* _Stated goal_
Reproduce the following lines exactly as they stand, omitting the pictures from your output.

**** Provided entries

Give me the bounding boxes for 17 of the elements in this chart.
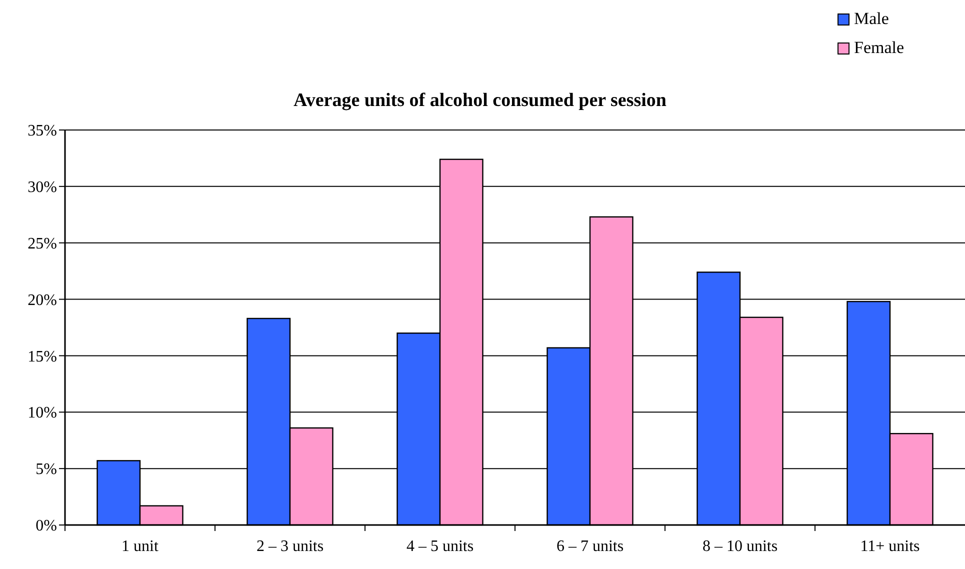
y-tick-label: 35% [28, 122, 57, 140]
x-tick-label: 2 – 3 units [256, 538, 324, 555]
chart-title: Average units of alcohol consumed per session [294, 90, 667, 111]
y-tick-label: 15% [28, 348, 57, 366]
y-tick-label: 30% [28, 179, 57, 196]
x-tick-label: 1 unit [122, 538, 159, 555]
y-tick-label: 5% [36, 461, 57, 478]
x-tick-label: 11+ units [860, 538, 920, 555]
y-tick-label: 10% [28, 404, 57, 422]
y-tick-label: 20% [28, 292, 57, 309]
y-tick-label: 25% [28, 235, 57, 252]
x-tick-label: 4 – 5 units [406, 538, 474, 555]
x-tick-label: 6 – 7 units [556, 538, 624, 555]
legend-label: Male [854, 9, 889, 28]
legend-label: Female [854, 38, 904, 57]
y-tick-label: 0% [36, 518, 57, 535]
x-tick-label: 8 – 10 units [702, 538, 778, 555]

********

* _Full answer_
Give me the bounding boxes for 17 of the elements in this chart.
y-tick-label: 35% [28, 122, 57, 140]
x-tick-label: 2 – 3 units [256, 538, 324, 555]
chart-title: Average units of alcohol consumed per session [294, 90, 667, 111]
y-tick-label: 15% [28, 348, 57, 366]
y-tick-label: 30% [28, 179, 57, 196]
x-tick-label: 1 unit [122, 538, 159, 555]
y-tick-label: 5% [36, 461, 57, 478]
x-tick-label: 11+ units [860, 538, 920, 555]
y-tick-label: 10% [28, 404, 57, 422]
y-tick-label: 20% [28, 292, 57, 309]
y-tick-label: 25% [28, 235, 57, 252]
x-tick-label: 4 – 5 units [406, 538, 474, 555]
x-tick-label: 6 – 7 units [556, 538, 624, 555]
legend-label: Male [854, 9, 889, 28]
legend-label: Female [854, 38, 904, 57]
y-tick-label: 0% [36, 518, 57, 535]
x-tick-label: 8 – 10 units [702, 538, 778, 555]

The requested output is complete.